### [Exercise details]
The entries below need to be written out exactly, with no pictures included.

### [Data to use]
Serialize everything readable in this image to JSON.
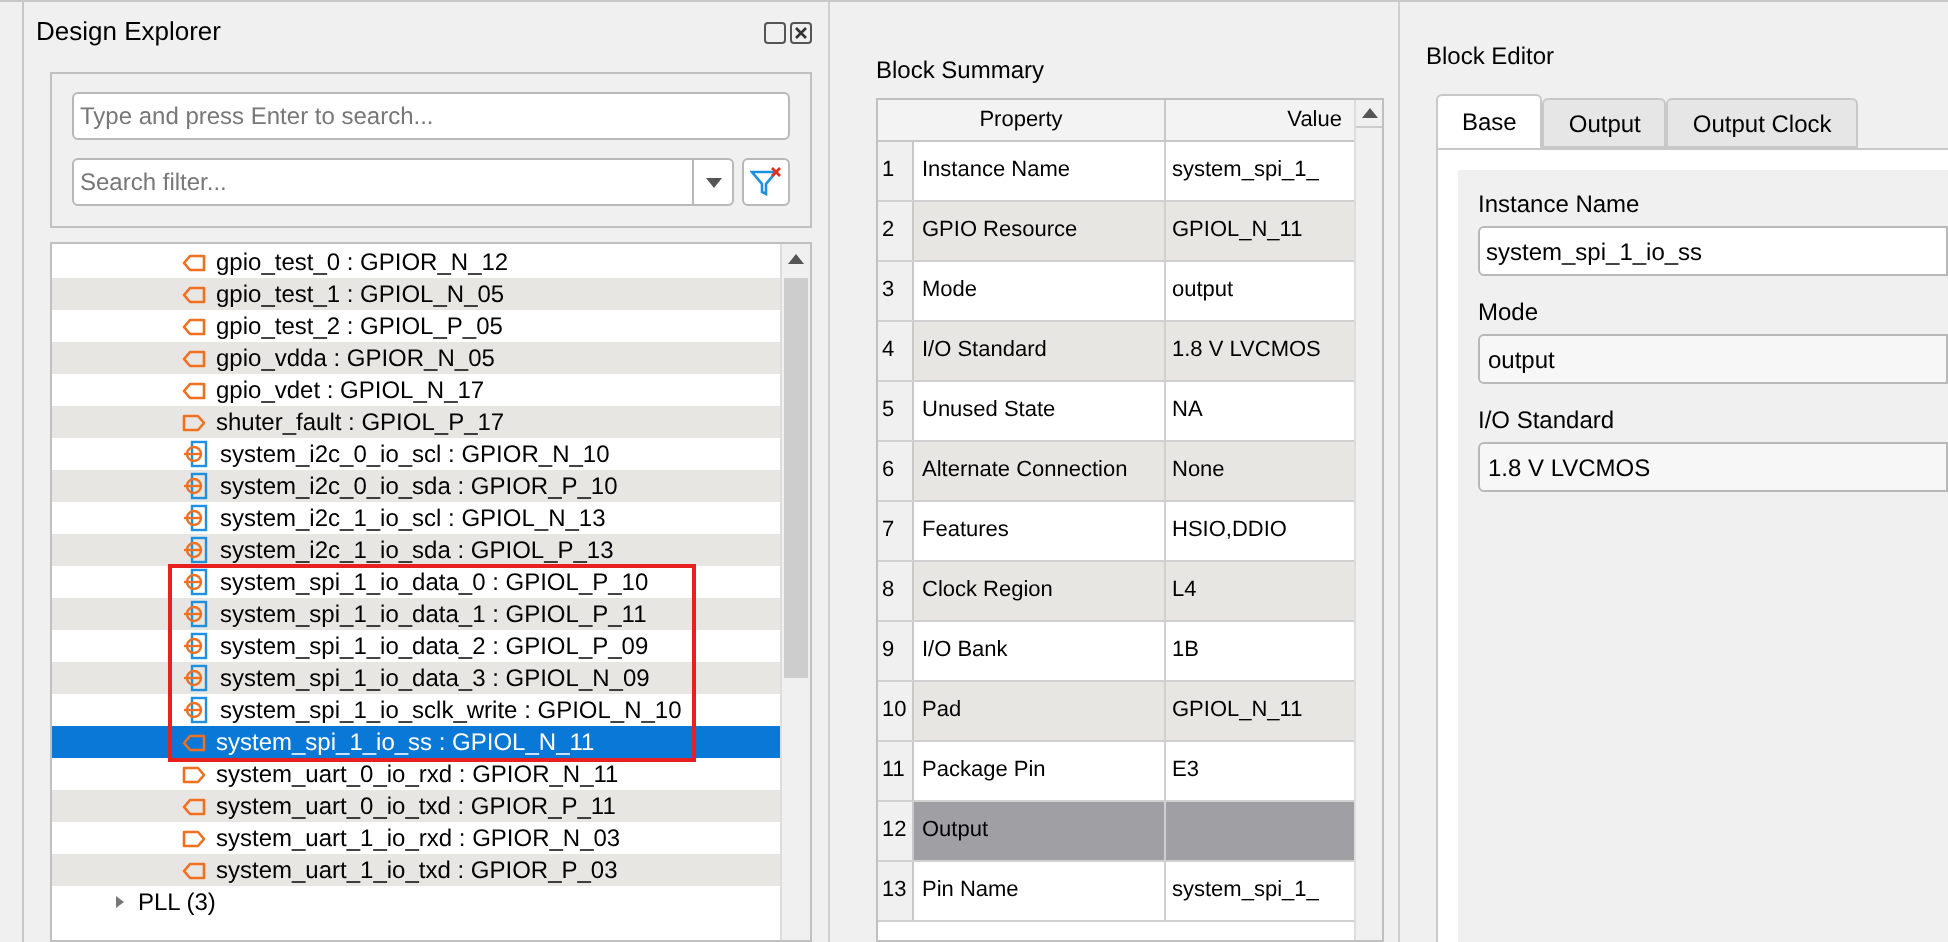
{
  "design_explorer": {
    "title": "Design Explorer",
    "search": {
      "placeholder": "Type and press Enter to search..."
    },
    "filter": {
      "placeholder": "Search filter..."
    },
    "tree": [
      {
        "label": "gpio_test_0 : GPIOR_N_12",
        "kind": "out",
        "selected": false,
        "annotated": false
      },
      {
        "label": "gpio_test_1 : GPIOL_N_05",
        "kind": "out",
        "selected": false,
        "annotated": false
      },
      {
        "label": "gpio_test_2 : GPIOL_P_05",
        "kind": "out",
        "selected": false,
        "annotated": false
      },
      {
        "label": "gpio_vdda : GPIOR_N_05",
        "kind": "out",
        "selected": false,
        "annotated": false
      },
      {
        "label": "gpio_vdet : GPIOL_N_17",
        "kind": "out",
        "selected": false,
        "annotated": false
      },
      {
        "label": "shuter_fault : GPIOL_P_17",
        "kind": "in",
        "selected": false,
        "annotated": false
      },
      {
        "label": "system_i2c_0_io_scl : GPIOR_N_10",
        "kind": "inout",
        "selected": false,
        "annotated": false
      },
      {
        "label": "system_i2c_0_io_sda : GPIOR_P_10",
        "kind": "inout",
        "selected": false,
        "annotated": false
      },
      {
        "label": "system_i2c_1_io_scl : GPIOL_N_13",
        "kind": "inout",
        "selected": false,
        "annotated": false
      },
      {
        "label": "system_i2c_1_io_sda : GPIOL_P_13",
        "kind": "inout",
        "selected": false,
        "annotated": false
      },
      {
        "label": "system_spi_1_io_data_0 : GPIOL_P_10",
        "kind": "inout",
        "selected": false,
        "annotated": true
      },
      {
        "label": "system_spi_1_io_data_1 : GPIOL_P_11",
        "kind": "inout",
        "selected": false,
        "annotated": true
      },
      {
        "label": "system_spi_1_io_data_2 : GPIOL_P_09",
        "kind": "inout",
        "selected": false,
        "annotated": true
      },
      {
        "label": "system_spi_1_io_data_3 : GPIOL_N_09",
        "kind": "inout",
        "selected": false,
        "annotated": true
      },
      {
        "label": "system_spi_1_io_sclk_write : GPIOL_N_10",
        "kind": "inout",
        "selected": false,
        "annotated": true
      },
      {
        "label": "system_spi_1_io_ss : GPIOL_N_11",
        "kind": "out",
        "selected": true,
        "annotated": true
      },
      {
        "label": "system_uart_0_io_rxd : GPIOR_N_11",
        "kind": "in",
        "selected": false,
        "annotated": false
      },
      {
        "label": "system_uart_0_io_txd : GPIOR_P_11",
        "kind": "out",
        "selected": false,
        "annotated": false
      },
      {
        "label": "system_uart_1_io_rxd : GPIOR_N_03",
        "kind": "in",
        "selected": false,
        "annotated": false
      },
      {
        "label": "system_uart_1_io_txd : GPIOR_P_03",
        "kind": "out",
        "selected": false,
        "annotated": false
      },
      {
        "label": "PLL (3)",
        "kind": "group",
        "selected": false,
        "annotated": false
      }
    ]
  },
  "block_summary": {
    "title": "Block Summary",
    "columns": [
      "Property",
      "Value"
    ],
    "rows": [
      {
        "index": "1",
        "property": "Instance Name",
        "value": "system_spi_1_",
        "kind": "field"
      },
      {
        "index": "2",
        "property": "GPIO Resource",
        "value": "GPIOL_N_11",
        "kind": "field"
      },
      {
        "index": "3",
        "property": "Mode",
        "value": "output",
        "kind": "field"
      },
      {
        "index": "4",
        "property": "I/O Standard",
        "value": "1.8 V LVCMOS",
        "kind": "field"
      },
      {
        "index": "5",
        "property": "Unused State",
        "value": "NA",
        "kind": "field"
      },
      {
        "index": "6",
        "property": "Alternate Connection",
        "value": "None",
        "kind": "field"
      },
      {
        "index": "7",
        "property": "Features",
        "value": "HSIO,DDIO",
        "kind": "field"
      },
      {
        "index": "8",
        "property": "Clock Region",
        "value": "L4",
        "kind": "field"
      },
      {
        "index": "9",
        "property": "I/O Bank",
        "value": "1B",
        "kind": "field"
      },
      {
        "index": "10",
        "property": "Pad",
        "value": "GPIOL_N_11",
        "kind": "field"
      },
      {
        "index": "11",
        "property": "Package Pin",
        "value": "E3",
        "kind": "field"
      },
      {
        "index": "12",
        "property": "Output",
        "kind": "section"
      },
      {
        "index": "13",
        "property": "Pin Name",
        "value": "system_spi_1_",
        "kind": "field"
      }
    ]
  },
  "block_editor": {
    "title": "Block Editor",
    "tabs": [
      {
        "label": "Base",
        "selected": true
      },
      {
        "label": "Output",
        "selected": false
      },
      {
        "label": "Output Clock",
        "selected": false
      }
    ],
    "fields": [
      {
        "label": "Instance Name",
        "value": "system_spi_1_io_ss",
        "kind": "text"
      },
      {
        "label": "Mode",
        "value": "output",
        "kind": "select"
      },
      {
        "label": "I/O Standard",
        "value": "1.8 V LVCMOS",
        "kind": "select"
      }
    ]
  }
}
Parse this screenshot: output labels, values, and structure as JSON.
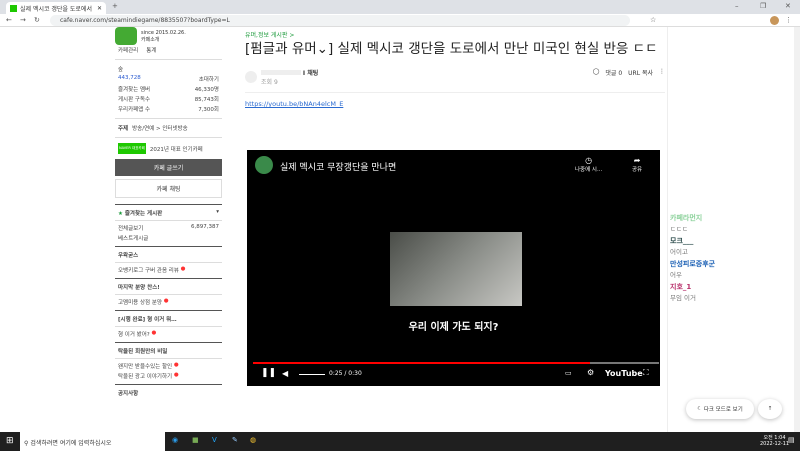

### [Result of this task]
Serialize everything readable in this image to JSON.
{
  "design_explorer": {
    "title": "Design Explorer",
    "search": {
      "placeholder": "Type and press Enter to search..."
    },
    "filter": {
      "placeholder": "Search filter..."
    },
    "tree": [
      {
        "label": "gpio_test_0 : GPIOR_N_12",
        "kind": "out",
        "selected": false,
        "annotated": false
      },
      {
        "label": "gpio_test_1 : GPIOL_N_05",
        "kind": "out",
        "selected": false,
        "annotated": false
      },
      {
        "label": "gpio_test_2 : GPIOL_P_05",
        "kind": "out",
        "selected": false,
        "annotated": false
      },
      {
        "label": "gpio_vdda : GPIOR_N_05",
        "kind": "out",
        "selected": false,
        "annotated": false
      },
      {
        "label": "gpio_vdet : GPIOL_N_17",
        "kind": "out",
        "selected": false,
        "annotated": false
      },
      {
        "label": "shuter_fault : GPIOL_P_17",
        "kind": "in",
        "selected": false,
        "annotated": false
      },
      {
        "label": "system_i2c_0_io_scl : GPIOR_N_10",
        "kind": "inout",
        "selected": false,
        "annotated": false
      },
      {
        "label": "system_i2c_0_io_sda : GPIOR_P_10",
        "kind": "inout",
        "selected": false,
        "annotated": false
      },
      {
        "label": "system_i2c_1_io_scl : GPIOL_N_13",
        "kind": "inout",
        "selected": false,
        "annotated": false
      },
      {
        "label": "system_i2c_1_io_sda : GPIOL_P_13",
        "kind": "inout",
        "selected": false,
        "annotated": false
      },
      {
        "label": "system_spi_1_io_data_0 : GPIOL_P_10",
        "kind": "inout",
        "selected": false,
        "annotated": true
      },
      {
        "label": "system_spi_1_io_data_1 : GPIOL_P_11",
        "kind": "inout",
        "selected": false,
        "annotated": true
      },
      {
        "label": "system_spi_1_io_data_2 : GPIOL_P_09",
        "kind": "inout",
        "selected": false,
        "annotated": true
      },
      {
        "label": "system_spi_1_io_data_3 : GPIOL_N_09",
        "kind": "inout",
        "selected": false,
        "annotated": true
      },
      {
        "label": "system_spi_1_io_sclk_write : GPIOL_N_10",
        "kind": "inout",
        "selected": false,
        "annotated": true
      },
      {
        "label": "system_spi_1_io_ss : GPIOL_N_11",
        "kind": "out",
        "selected": true,
        "annotated": true
      },
      {
        "label": "system_uart_0_io_rxd : GPIOR_N_11",
        "kind": "in",
        "selected": false,
        "annotated": false
      },
      {
        "label": "system_uart_0_io_txd : GPIOR_P_11",
        "kind": "out",
        "selected": false,
        "annotated": false
      },
      {
        "label": "system_uart_1_io_rxd : GPIOR_N_03",
        "kind": "in",
        "selected": false,
        "annotated": false
      },
      {
        "label": "system_uart_1_io_txd : GPIOR_P_03",
        "kind": "out",
        "selected": false,
        "annotated": false
      },
      {
        "label": "PLL (3)",
        "kind": "group",
        "selected": false,
        "annotated": false
      }
    ]
  },
  "block_summary": {
    "title": "Block Summary",
    "columns": [
      "Property",
      "Value"
    ],
    "rows": [
      {
        "index": "1",
        "property": "Instance Name",
        "value": "system_spi_1_",
        "kind": "field"
      },
      {
        "index": "2",
        "property": "GPIO Resource",
        "value": "GPIOL_N_11",
        "kind": "field"
      },
      {
        "index": "3",
        "property": "Mode",
        "value": "output",
        "kind": "field"
      },
      {
        "index": "4",
        "property": "I/O Standard",
        "value": "1.8 V LVCMOS",
        "kind": "field"
      },
      {
        "index": "5",
        "property": "Unused State",
        "value": "NA",
        "kind": "field"
      },
      {
        "index": "6",
        "property": "Alternate Connection",
        "value": "None",
        "kind": "field"
      },
      {
        "index": "7",
        "property": "Features",
        "value": "HSIO,DDIO",
        "kind": "field"
      },
      {
        "index": "8",
        "property": "Clock Region",
        "value": "L4",
        "kind": "field"
      },
      {
        "index": "9",
        "property": "I/O Bank",
        "value": "1B",
        "kind": "field"
      },
      {
        "index": "10",
        "property": "Pad",
        "value": "GPIOL_N_11",
        "kind": "field"
      },
      {
        "index": "11",
        "property": "Package Pin",
        "value": "E3",
        "kind": "field"
      },
      {
        "index": "12",
        "property": "Output",
        "kind": "section"
      },
      {
        "index": "13",
        "property": "Pin Name",
        "value": "system_spi_1_",
        "kind": "field"
      }
    ]
  },
  "block_editor": {
    "title": "Block Editor",
    "tabs": [
      {
        "label": "Base",
        "selected": true
      },
      {
        "label": "Output",
        "selected": false
      },
      {
        "label": "Output Clock",
        "selected": false
      }
    ],
    "fields": [
      {
        "label": "Instance Name",
        "value": "system_spi_1_io_ss",
        "kind": "text"
      },
      {
        "label": "Mode",
        "value": "output",
        "kind": "select"
      },
      {
        "label": "I/O Standard",
        "value": "1.8 V LVCMOS",
        "kind": "select"
      }
    ]
  }
}
Parse this screenshot: output labels, values, and structure as JSON.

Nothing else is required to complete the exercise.